■ What is expected
Rewrite each row below with "timeline-node" replaced by "panel-dot" and nothing else changed, leaving the pictures out of your answer.

Rows showing where elements appear:
══════════════════════════════

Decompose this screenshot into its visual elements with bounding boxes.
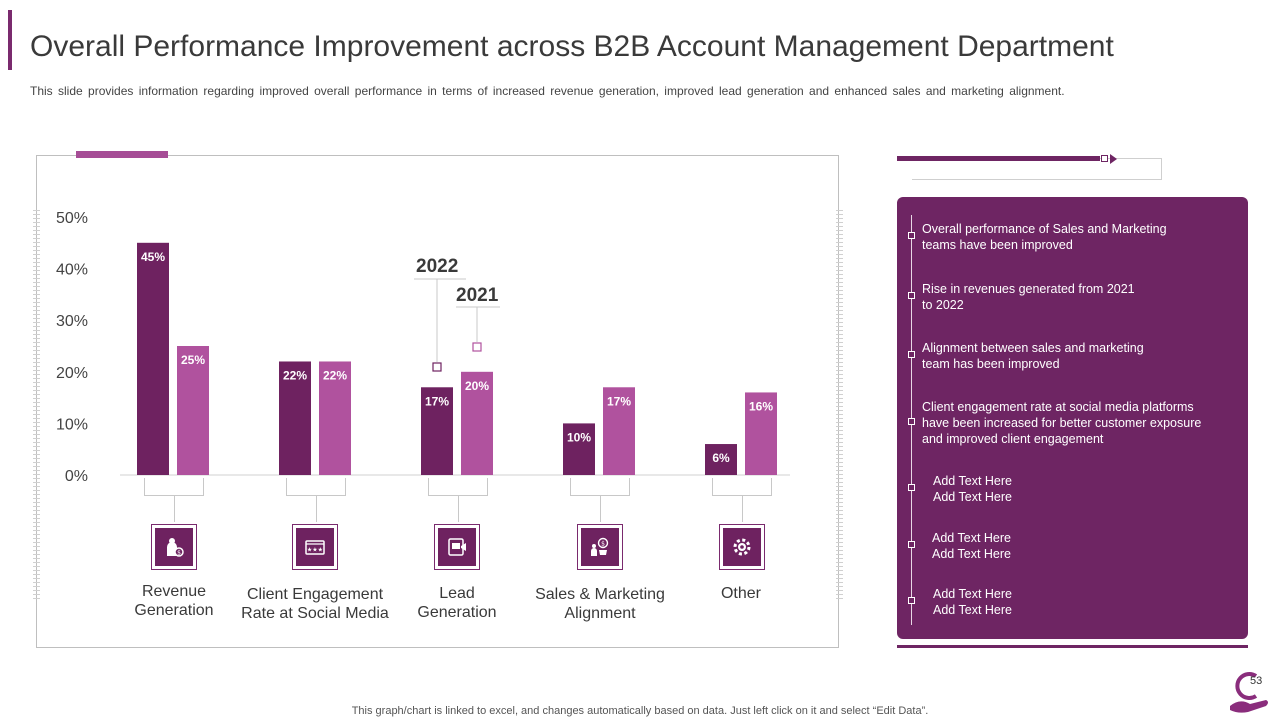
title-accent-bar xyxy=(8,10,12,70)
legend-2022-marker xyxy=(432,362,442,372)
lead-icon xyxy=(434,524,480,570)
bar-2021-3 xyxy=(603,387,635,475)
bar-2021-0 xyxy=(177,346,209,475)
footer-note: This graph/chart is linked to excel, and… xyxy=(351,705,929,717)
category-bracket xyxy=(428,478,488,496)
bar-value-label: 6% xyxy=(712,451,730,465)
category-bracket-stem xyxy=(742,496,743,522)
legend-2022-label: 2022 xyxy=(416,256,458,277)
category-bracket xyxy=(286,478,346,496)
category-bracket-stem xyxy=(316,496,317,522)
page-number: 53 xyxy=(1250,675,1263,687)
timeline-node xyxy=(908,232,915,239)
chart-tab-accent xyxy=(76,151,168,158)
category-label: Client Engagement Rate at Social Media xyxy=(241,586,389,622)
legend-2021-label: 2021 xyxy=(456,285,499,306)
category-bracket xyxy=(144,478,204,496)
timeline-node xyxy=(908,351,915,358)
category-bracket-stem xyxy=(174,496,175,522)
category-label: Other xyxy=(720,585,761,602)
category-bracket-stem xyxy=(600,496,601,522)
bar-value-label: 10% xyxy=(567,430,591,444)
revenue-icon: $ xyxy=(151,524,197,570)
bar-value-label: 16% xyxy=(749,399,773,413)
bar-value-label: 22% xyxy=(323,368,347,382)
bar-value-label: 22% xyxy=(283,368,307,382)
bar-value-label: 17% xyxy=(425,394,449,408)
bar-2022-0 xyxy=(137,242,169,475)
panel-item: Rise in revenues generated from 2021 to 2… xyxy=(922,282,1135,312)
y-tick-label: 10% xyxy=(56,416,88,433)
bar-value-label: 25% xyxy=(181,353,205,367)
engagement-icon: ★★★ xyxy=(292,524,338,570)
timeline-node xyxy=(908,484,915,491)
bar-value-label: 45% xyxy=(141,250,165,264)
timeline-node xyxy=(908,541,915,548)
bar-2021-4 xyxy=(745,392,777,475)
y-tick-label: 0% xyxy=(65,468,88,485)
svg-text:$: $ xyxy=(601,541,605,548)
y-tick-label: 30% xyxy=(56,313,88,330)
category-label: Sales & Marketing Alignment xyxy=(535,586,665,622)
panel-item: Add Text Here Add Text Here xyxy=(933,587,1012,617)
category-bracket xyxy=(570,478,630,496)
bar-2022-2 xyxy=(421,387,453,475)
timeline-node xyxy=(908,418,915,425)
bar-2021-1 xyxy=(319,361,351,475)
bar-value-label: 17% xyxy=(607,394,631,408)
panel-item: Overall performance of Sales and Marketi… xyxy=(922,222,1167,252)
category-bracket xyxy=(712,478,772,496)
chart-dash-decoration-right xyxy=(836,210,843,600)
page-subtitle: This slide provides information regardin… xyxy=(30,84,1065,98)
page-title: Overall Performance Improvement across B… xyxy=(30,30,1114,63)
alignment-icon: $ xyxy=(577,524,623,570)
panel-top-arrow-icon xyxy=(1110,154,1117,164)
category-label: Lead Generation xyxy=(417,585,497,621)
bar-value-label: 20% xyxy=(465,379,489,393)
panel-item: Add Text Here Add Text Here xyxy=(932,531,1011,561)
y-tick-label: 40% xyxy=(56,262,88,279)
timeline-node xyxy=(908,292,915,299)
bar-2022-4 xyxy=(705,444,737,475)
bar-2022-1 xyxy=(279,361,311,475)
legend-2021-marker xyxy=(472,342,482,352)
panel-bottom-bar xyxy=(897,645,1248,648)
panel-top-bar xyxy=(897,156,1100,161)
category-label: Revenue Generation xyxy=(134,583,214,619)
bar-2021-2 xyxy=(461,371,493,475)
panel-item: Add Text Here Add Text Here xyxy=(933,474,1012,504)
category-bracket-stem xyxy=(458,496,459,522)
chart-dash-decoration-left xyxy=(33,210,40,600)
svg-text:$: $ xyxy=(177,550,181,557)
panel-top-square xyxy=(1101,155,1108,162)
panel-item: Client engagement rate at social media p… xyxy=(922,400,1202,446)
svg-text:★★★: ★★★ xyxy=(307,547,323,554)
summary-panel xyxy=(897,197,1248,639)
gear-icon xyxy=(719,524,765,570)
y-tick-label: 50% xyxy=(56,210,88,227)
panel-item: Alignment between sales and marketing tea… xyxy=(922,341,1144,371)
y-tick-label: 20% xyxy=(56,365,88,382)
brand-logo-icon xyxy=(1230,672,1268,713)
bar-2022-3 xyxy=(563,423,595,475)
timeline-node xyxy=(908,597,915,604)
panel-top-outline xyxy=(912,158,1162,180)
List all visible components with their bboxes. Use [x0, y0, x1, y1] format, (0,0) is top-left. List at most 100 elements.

══════════════════════════════

■ Output for this task
Decompose this screenshot into its visual elements with bounding boxes.
title-accent-bar xyxy=(8,10,12,70)
legend-2022-marker xyxy=(432,362,442,372)
lead-icon xyxy=(434,524,480,570)
bar-2021-3 xyxy=(603,387,635,475)
bar-2021-0 xyxy=(177,346,209,475)
footer-note: This graph/chart is linked to excel, and… xyxy=(351,705,929,717)
category-bracket xyxy=(428,478,488,496)
bar-value-label: 6% xyxy=(712,451,730,465)
category-bracket-stem xyxy=(742,496,743,522)
legend-2022-label: 2022 xyxy=(416,256,458,277)
category-bracket xyxy=(286,478,346,496)
category-bracket-stem xyxy=(316,496,317,522)
page-number: 53 xyxy=(1250,675,1263,687)
panel-dot xyxy=(908,232,915,239)
chart-tab-accent xyxy=(76,151,168,158)
category-label: Client Engagement Rate at Social Media xyxy=(241,586,389,622)
legend-2021-label: 2021 xyxy=(456,285,499,306)
category-bracket xyxy=(144,478,204,496)
panel-dot xyxy=(908,351,915,358)
category-bracket-stem xyxy=(174,496,175,522)
category-label: Other xyxy=(720,585,761,602)
category-bracket-stem xyxy=(600,496,601,522)
bar-value-label: 10% xyxy=(567,430,591,444)
revenue-icon: $ xyxy=(151,524,197,570)
bar-value-label: 16% xyxy=(749,399,773,413)
bar-value-label: 22% xyxy=(323,368,347,382)
bar-value-label: 22% xyxy=(283,368,307,382)
bar-value-label: 17% xyxy=(425,394,449,408)
bar-2022-0 xyxy=(137,242,169,475)
panel-item: Rise in revenues generated from 2021 to 2… xyxy=(922,282,1135,312)
y-tick-label: 10% xyxy=(56,416,88,433)
bar-value-label: 25% xyxy=(181,353,205,367)
engagement-icon: ★★★ xyxy=(292,524,338,570)
panel-dot xyxy=(908,484,915,491)
bar-value-label: 45% xyxy=(141,250,165,264)
panel-dot xyxy=(908,541,915,548)
bar-2021-4 xyxy=(745,392,777,475)
y-tick-label: 0% xyxy=(65,468,88,485)
svg-text:$: $ xyxy=(601,541,605,548)
y-tick-label: 30% xyxy=(56,313,88,330)
category-label: Sales & Marketing Alignment xyxy=(535,586,665,622)
panel-item: Add Text Here Add Text Here xyxy=(933,587,1012,617)
category-bracket xyxy=(570,478,630,496)
bar-2022-2 xyxy=(421,387,453,475)
panel-dot xyxy=(908,418,915,425)
bar-2021-1 xyxy=(319,361,351,475)
bar-value-label: 17% xyxy=(607,394,631,408)
panel-item: Overall performance of Sales and Marketi… xyxy=(922,222,1167,252)
category-bracket xyxy=(712,478,772,496)
chart-dash-decoration-right xyxy=(836,210,843,600)
page-subtitle: This slide provides information regardin… xyxy=(30,84,1065,98)
page-title: Overall Performance Improvement across B… xyxy=(30,30,1114,63)
alignment-icon: $ xyxy=(577,524,623,570)
panel-top-arrow-icon xyxy=(1110,154,1117,164)
category-label: Lead Generation xyxy=(417,585,497,621)
bar-value-label: 20% xyxy=(465,379,489,393)
panel-item: Add Text Here Add Text Here xyxy=(932,531,1011,561)
y-tick-label: 40% xyxy=(56,262,88,279)
panel-dot xyxy=(908,292,915,299)
bar-2022-4 xyxy=(705,444,737,475)
bar-2022-1 xyxy=(279,361,311,475)
legend-2021-marker xyxy=(472,342,482,352)
panel-bottom-bar xyxy=(897,645,1248,648)
panel-top-bar xyxy=(897,156,1100,161)
category-label: Revenue Generation xyxy=(134,583,214,619)
bar-2021-2 xyxy=(461,371,493,475)
panel-item: Add Text Here Add Text Here xyxy=(933,474,1012,504)
category-bracket-stem xyxy=(458,496,459,522)
chart-dash-decoration-left xyxy=(33,210,40,600)
svg-text:$: $ xyxy=(177,550,181,557)
panel-top-square xyxy=(1101,155,1108,162)
panel-item: Client engagement rate at social media p… xyxy=(922,400,1202,446)
svg-text:★★★: ★★★ xyxy=(307,547,323,554)
summary-panel xyxy=(897,197,1248,639)
gear-icon xyxy=(719,524,765,570)
y-tick-label: 50% xyxy=(56,210,88,227)
panel-item: Alignment between sales and marketing tea… xyxy=(922,341,1144,371)
y-tick-label: 20% xyxy=(56,365,88,382)
brand-logo-icon xyxy=(1230,672,1268,713)
bar-2022-3 xyxy=(563,423,595,475)
panel-dot xyxy=(908,597,915,604)
panel-top-outline xyxy=(912,158,1162,180)
List all visible components with their bboxes. Use [x0, y0, x1, y1] format, (0,0) is top-left. List at most 100 elements.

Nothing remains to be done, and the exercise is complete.